» **AVAILABLE DATA**
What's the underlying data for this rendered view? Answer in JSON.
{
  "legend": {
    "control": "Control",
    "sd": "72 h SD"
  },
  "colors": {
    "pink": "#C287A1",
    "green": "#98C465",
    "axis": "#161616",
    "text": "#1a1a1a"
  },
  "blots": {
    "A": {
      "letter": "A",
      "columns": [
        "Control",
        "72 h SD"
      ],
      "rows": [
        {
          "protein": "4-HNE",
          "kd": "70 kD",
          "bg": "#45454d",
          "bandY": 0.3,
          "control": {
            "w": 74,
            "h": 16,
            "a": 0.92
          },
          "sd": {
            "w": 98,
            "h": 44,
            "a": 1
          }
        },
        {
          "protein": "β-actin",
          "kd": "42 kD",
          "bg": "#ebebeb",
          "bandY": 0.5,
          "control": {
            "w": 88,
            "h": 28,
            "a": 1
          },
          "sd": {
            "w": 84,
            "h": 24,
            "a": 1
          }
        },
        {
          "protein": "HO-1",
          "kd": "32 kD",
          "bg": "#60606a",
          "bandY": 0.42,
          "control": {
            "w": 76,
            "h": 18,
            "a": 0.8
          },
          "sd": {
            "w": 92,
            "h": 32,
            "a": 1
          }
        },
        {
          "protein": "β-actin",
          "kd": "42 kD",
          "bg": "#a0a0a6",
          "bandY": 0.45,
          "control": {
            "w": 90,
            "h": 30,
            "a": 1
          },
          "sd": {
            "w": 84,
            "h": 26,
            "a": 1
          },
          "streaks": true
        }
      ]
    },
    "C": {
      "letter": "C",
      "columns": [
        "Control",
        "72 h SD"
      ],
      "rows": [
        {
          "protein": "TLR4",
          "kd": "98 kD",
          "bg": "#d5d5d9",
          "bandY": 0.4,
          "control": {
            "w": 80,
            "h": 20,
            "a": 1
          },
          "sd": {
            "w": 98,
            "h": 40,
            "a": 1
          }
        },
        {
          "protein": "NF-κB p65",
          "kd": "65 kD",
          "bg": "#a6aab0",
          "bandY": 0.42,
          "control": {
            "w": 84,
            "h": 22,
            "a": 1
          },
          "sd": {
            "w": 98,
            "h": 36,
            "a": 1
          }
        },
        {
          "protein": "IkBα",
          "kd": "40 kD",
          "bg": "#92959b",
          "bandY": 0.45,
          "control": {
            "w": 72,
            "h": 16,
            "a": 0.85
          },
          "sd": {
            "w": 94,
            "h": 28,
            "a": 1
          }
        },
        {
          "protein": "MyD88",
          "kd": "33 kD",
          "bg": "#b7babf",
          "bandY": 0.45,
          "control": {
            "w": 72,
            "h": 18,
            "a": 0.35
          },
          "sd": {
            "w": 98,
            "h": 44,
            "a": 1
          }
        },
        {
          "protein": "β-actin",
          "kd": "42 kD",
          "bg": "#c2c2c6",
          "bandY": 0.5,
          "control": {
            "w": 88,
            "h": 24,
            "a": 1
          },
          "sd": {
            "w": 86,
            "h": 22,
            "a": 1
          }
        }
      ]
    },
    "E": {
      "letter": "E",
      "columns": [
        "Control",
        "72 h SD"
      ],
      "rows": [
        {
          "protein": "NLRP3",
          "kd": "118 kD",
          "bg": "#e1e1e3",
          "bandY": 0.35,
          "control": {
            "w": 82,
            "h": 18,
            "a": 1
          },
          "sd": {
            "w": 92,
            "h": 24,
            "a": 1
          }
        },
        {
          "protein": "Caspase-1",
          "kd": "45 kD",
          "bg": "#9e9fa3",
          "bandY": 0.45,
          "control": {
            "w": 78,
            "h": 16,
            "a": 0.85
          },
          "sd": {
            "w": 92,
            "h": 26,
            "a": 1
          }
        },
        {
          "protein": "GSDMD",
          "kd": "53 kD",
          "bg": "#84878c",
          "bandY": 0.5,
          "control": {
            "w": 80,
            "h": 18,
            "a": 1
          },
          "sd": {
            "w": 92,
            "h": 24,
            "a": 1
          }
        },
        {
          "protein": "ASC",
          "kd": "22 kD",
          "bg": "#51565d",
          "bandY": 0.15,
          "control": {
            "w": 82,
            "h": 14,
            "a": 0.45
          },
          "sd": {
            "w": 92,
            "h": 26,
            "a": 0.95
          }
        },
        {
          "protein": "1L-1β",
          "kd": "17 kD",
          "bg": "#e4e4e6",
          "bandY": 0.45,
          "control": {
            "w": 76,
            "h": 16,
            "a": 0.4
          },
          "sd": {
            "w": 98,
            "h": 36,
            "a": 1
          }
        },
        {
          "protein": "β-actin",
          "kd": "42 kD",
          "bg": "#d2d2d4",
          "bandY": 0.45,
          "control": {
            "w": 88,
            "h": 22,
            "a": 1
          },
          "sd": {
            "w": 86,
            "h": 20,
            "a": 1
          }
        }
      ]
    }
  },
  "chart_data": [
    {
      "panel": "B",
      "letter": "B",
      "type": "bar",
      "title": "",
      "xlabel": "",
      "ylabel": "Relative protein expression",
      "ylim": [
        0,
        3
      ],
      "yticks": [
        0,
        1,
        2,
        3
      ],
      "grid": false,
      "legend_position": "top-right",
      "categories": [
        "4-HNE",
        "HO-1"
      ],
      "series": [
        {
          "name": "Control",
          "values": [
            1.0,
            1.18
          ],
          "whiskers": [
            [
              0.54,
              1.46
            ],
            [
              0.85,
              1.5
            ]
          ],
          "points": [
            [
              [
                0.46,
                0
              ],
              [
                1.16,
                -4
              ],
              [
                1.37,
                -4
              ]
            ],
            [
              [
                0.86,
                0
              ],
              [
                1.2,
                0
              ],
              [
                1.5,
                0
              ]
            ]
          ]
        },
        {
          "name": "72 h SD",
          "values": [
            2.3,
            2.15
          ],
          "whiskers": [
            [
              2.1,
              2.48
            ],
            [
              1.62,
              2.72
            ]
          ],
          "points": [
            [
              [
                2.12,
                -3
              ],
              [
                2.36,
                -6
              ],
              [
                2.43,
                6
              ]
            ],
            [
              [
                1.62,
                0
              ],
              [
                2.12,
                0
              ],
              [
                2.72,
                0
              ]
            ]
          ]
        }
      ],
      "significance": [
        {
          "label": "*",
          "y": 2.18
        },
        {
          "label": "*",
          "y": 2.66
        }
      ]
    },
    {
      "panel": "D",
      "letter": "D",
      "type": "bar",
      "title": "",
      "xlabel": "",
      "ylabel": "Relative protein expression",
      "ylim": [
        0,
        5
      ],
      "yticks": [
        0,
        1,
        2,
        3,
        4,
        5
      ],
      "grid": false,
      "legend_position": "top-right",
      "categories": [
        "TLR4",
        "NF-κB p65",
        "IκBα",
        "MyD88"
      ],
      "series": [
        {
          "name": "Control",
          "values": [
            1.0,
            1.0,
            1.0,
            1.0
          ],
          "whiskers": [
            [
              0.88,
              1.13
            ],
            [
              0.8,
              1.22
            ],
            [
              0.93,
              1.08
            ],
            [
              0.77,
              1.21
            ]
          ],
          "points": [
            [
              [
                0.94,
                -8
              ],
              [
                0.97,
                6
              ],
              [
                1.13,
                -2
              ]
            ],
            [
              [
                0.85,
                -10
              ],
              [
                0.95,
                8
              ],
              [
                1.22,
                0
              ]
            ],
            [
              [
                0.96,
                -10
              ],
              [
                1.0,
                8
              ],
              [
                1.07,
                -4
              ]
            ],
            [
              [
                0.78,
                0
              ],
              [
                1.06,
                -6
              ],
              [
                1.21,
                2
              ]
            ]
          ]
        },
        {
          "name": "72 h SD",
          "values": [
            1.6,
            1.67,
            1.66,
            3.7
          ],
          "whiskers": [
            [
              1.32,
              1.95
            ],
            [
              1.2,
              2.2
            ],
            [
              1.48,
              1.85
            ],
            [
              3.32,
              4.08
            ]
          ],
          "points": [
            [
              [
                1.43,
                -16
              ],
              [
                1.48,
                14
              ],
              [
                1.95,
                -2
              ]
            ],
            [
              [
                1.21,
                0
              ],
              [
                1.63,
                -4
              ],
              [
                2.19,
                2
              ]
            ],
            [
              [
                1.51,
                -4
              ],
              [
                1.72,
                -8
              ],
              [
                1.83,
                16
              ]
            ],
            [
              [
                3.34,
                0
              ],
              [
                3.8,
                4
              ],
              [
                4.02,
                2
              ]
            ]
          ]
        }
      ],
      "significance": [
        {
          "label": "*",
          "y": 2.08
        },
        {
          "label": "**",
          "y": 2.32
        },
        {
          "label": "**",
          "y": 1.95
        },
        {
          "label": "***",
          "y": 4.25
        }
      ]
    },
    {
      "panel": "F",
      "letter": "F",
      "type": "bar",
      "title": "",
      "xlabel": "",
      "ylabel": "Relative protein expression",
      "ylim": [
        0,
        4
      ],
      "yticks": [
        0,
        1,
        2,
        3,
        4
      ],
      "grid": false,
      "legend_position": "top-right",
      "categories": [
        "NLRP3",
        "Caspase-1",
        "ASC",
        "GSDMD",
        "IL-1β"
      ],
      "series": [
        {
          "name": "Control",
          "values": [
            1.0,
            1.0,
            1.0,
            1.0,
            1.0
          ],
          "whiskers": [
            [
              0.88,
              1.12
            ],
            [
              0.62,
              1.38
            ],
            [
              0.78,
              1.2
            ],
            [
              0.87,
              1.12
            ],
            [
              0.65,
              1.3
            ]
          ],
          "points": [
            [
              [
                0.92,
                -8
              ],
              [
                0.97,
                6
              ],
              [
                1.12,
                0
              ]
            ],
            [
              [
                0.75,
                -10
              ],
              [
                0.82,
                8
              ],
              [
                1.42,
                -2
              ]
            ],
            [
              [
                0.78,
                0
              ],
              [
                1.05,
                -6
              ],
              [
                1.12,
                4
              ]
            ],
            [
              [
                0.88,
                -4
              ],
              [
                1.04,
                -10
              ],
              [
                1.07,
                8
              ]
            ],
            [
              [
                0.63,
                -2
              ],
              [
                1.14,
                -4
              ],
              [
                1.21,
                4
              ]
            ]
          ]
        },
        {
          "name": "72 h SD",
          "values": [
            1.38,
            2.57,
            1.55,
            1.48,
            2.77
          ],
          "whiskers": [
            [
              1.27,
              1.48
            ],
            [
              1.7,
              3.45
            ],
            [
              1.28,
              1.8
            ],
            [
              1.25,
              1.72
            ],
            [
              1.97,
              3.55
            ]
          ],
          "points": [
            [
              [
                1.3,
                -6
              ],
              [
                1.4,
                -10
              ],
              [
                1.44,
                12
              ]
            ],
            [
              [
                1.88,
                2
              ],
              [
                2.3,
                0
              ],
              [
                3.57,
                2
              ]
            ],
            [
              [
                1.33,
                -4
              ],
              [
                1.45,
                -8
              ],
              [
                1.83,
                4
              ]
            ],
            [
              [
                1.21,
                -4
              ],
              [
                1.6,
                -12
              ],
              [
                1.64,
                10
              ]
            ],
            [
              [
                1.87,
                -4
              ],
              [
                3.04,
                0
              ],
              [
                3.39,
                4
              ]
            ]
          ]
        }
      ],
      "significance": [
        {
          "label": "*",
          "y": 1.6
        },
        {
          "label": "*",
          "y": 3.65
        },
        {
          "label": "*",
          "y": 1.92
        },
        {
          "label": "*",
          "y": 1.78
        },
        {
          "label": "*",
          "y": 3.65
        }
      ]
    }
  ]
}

» **YOUR OBJECTIVE**
Copy every single line of the material above that holds "letter".

» **RESPONSE BOX**
      "letter": "A",
      "letter": "C",
      "letter": "E",
      "letter": "B",
      "letter": "D",
      "letter": "F",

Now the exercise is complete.